What you will do: Under this task are some entries; return every one of them exactly.

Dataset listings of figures

┌──

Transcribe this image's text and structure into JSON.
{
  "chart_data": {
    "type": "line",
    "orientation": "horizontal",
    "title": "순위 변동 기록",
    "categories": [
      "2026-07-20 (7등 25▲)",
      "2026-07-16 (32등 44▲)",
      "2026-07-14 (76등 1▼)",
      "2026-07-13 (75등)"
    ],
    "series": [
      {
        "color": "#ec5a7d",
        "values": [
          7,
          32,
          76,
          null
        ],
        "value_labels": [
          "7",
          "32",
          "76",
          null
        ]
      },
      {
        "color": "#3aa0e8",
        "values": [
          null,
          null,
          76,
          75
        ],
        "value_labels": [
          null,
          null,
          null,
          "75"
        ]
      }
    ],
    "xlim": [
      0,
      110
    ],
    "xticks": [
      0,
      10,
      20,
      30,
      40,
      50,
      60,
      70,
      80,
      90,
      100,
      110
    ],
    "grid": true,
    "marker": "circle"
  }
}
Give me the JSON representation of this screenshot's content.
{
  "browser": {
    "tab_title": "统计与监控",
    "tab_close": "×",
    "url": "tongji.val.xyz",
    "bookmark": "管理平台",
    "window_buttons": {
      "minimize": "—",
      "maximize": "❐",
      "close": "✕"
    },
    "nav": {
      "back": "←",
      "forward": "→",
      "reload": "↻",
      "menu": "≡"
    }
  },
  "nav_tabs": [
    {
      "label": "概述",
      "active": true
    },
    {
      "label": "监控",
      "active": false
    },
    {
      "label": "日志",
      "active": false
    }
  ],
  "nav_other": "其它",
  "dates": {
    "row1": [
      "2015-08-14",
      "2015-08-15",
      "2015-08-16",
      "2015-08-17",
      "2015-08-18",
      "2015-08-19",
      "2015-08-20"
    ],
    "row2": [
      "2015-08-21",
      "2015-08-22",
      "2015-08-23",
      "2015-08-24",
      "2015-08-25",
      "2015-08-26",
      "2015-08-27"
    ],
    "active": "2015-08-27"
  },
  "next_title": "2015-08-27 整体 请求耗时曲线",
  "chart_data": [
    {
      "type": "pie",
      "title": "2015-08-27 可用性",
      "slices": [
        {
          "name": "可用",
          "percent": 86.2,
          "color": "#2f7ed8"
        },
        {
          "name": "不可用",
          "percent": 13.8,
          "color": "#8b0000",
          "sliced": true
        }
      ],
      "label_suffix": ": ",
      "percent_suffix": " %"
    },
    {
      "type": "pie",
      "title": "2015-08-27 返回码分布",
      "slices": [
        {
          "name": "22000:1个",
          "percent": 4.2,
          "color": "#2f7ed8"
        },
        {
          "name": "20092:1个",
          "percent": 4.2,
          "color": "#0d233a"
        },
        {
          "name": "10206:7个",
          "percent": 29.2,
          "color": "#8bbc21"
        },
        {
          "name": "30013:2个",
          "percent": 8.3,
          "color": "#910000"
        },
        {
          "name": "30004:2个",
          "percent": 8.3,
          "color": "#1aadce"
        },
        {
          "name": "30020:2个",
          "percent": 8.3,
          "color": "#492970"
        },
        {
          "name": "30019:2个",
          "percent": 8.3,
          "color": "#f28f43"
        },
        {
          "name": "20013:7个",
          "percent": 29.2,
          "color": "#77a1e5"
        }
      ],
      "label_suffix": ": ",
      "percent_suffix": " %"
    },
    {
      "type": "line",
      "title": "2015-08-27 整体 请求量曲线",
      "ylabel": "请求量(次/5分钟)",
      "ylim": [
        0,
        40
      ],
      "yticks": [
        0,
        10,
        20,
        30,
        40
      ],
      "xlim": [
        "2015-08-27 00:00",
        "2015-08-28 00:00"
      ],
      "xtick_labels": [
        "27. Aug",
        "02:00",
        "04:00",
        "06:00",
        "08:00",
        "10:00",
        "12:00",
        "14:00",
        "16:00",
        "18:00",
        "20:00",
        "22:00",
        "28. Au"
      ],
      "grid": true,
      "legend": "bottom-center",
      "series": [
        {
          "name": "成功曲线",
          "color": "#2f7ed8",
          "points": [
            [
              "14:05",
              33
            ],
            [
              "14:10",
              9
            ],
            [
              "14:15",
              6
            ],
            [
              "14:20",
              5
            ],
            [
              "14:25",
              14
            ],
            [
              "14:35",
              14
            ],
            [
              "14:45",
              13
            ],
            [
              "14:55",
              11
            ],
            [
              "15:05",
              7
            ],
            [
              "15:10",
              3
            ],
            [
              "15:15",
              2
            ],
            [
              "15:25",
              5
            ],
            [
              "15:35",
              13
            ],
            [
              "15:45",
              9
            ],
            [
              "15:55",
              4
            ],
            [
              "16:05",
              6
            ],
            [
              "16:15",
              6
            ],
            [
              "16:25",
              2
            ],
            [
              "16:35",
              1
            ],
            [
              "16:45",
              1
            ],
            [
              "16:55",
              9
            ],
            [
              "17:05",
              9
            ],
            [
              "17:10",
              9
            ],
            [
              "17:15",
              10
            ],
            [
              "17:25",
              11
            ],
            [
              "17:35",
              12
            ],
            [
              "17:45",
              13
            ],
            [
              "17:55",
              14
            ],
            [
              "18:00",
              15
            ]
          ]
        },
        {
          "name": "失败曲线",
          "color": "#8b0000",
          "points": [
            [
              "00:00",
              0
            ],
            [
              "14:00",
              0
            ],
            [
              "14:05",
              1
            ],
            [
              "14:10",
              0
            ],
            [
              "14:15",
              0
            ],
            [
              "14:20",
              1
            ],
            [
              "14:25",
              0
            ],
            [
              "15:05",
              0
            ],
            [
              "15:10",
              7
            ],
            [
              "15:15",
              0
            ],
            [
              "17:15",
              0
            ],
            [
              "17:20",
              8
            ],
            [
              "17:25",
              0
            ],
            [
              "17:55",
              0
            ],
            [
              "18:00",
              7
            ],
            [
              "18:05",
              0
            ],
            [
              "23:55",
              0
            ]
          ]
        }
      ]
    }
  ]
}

└──

Output below:
Transcribe this image's text and structure into JSON.
{
  "chart_data": {
    "type": "line",
    "orientation": "horizontal",
    "title": "순위 변동 기록",
    "categories": [
      "2026-07-20 (7등 25▲)",
      "2026-07-16 (32등 44▲)",
      "2026-07-14 (76등 1▼)",
      "2026-07-13 (75등)"
    ],
    "series": [
      {
        "color": "#ec5a7d",
        "values": [
          7,
          32,
          76,
          null
        ],
        "value_labels": [
          "7",
          "32",
          "76",
          null
        ]
      },
      {
        "color": "#3aa0e8",
        "values": [
          null,
          null,
          76,
          75
        ],
        "value_labels": [
          null,
          null,
          null,
          "75"
        ]
      }
    ],
    "xlim": [
      0,
      110
    ],
    "xticks": [
      0,
      10,
      20,
      30,
      40,
      50,
      60,
      70,
      80,
      90,
      100,
      110
    ],
    "grid": true,
    "marker": "circle"
  }
}
Give me the JSON representation of this screenshot's content.
{
  "browser": {
    "tab_title": "统计与监控",
    "tab_close": "×",
    "url": "tongji.val.xyz",
    "bookmark": "管理平台",
    "window_buttons": {
      "minimize": "—",
      "maximize": "❐",
      "close": "✕"
    },
    "nav": {
      "back": "←",
      "forward": "→",
      "reload": "↻",
      "menu": "≡"
    }
  },
  "nav_tabs": [
    {
      "label": "概述",
      "active": true
    },
    {
      "label": "监控",
      "active": false
    },
    {
      "label": "日志",
      "active": false
    }
  ],
  "nav_other": "其它",
  "dates": {
    "row1": [
      "2015-08-14",
      "2015-08-15",
      "2015-08-16",
      "2015-08-17",
      "2015-08-18",
      "2015-08-19",
      "2015-08-20"
    ],
    "row2": [
      "2015-08-21",
      "2015-08-22",
      "2015-08-23",
      "2015-08-24",
      "2015-08-25",
      "2015-08-26",
      "2015-08-27"
    ],
    "active": "2015-08-27"
  },
  "next_title": "2015-08-27 整体 请求耗时曲线",
  "chart_data": [
    {
      "type": "pie",
      "title": "2015-08-27 可用性",
      "slices": [
        {
          "name": "可用",
          "percent": 86.2,
          "color": "#2f7ed8"
        },
        {
          "name": "不可用",
          "percent": 13.8,
          "color": "#8b0000",
          "sliced": true
        }
      ],
      "label_suffix": ": ",
      "percent_suffix": " %"
    },
    {
      "type": "pie",
      "title": "2015-08-27 返回码分布",
      "slices": [
        {
          "name": "22000:1个",
          "percent": 4.2,
          "color": "#2f7ed8"
        },
        {
          "name": "20092:1个",
          "percent": 4.2,
          "color": "#0d233a"
        },
        {
          "name": "10206:7个",
          "percent": 29.2,
          "color": "#8bbc21"
        },
        {
          "name": "30013:2个",
          "percent": 8.3,
          "color": "#910000"
        },
        {
          "name": "30004:2个",
          "percent": 8.3,
          "color": "#1aadce"
        },
        {
          "name": "30020:2个",
          "percent": 8.3,
          "color": "#492970"
        },
        {
          "name": "30019:2个",
          "percent": 8.3,
          "color": "#f28f43"
        },
        {
          "name": "20013:7个",
          "percent": 29.2,
          "color": "#77a1e5"
        }
      ],
      "label_suffix": ": ",
      "percent_suffix": " %"
    },
    {
      "type": "line",
      "title": "2015-08-27 整体 请求量曲线",
      "ylabel": "请求量(次/5分钟)",
      "ylim": [
        0,
        40
      ],
      "yticks": [
        0,
        10,
        20,
        30,
        40
      ],
      "xlim": [
        "2015-08-27 00:00",
        "2015-08-28 00:00"
      ],
      "xtick_labels": [
        "27. Aug",
        "02:00",
        "04:00",
        "06:00",
        "08:00",
        "10:00",
        "12:00",
        "14:00",
        "16:00",
        "18:00",
        "20:00",
        "22:00",
        "28. Au"
      ],
      "grid": true,
      "legend": "bottom-center",
      "series": [
        {
          "name": "成功曲线",
          "color": "#2f7ed8",
          "points": [
            [
              "14:05",
              33
            ],
            [
              "14:10",
              9
            ],
            [
              "14:15",
              6
            ],
            [
              "14:20",
              5
            ],
            [
              "14:25",
              14
            ],
            [
              "14:35",
              14
            ],
            [
              "14:45",
              13
            ],
            [
              "14:55",
              11
            ],
            [
              "15:05",
              7
            ],
            [
              "15:10",
              3
            ],
            [
              "15:15",
              2
            ],
            [
              "15:25",
              5
            ],
            [
              "15:35",
              13
            ],
            [
              "15:45",
              9
            ],
            [
              "15:55",
              4
            ],
            [
              "16:05",
              6
            ],
            [
              "16:15",
              6
            ],
            [
              "16:25",
              2
            ],
            [
              "16:35",
              1
            ],
            [
              "16:45",
              1
            ],
            [
              "16:55",
              9
            ],
            [
              "17:05",
              9
            ],
            [
              "17:10",
              9
            ],
            [
              "17:15",
              10
            ],
            [
              "17:25",
              11
            ],
            [
              "17:35",
              12
            ],
            [
              "17:45",
              13
            ],
            [
              "17:55",
              14
            ],
            [
              "18:00",
              15
            ]
          ]
        },
        {
          "name": "失败曲线",
          "color": "#8b0000",
          "points": [
            [
              "00:00",
              0
            ],
            [
              "14:00",
              0
            ],
            [
              "14:05",
              1
            ],
            [
              "14:10",
              0
            ],
            [
              "14:15",
              0
            ],
            [
              "14:20",
              1
            ],
            [
              "14:25",
              0
            ],
            [
              "15:05",
              0
            ],
            [
              "15:10",
              7
            ],
            [
              "15:15",
              0
            ],
            [
              "17:15",
              0
            ],
            [
              "17:20",
              8
            ],
            [
              "17:25",
              0
            ],
            [
              "17:55",
              0
            ],
            [
              "18:00",
              7
            ],
            [
              "18:05",
              0
            ],
            [
              "23:55",
              0
            ]
          ]
        }
      ]
    }
  ]
}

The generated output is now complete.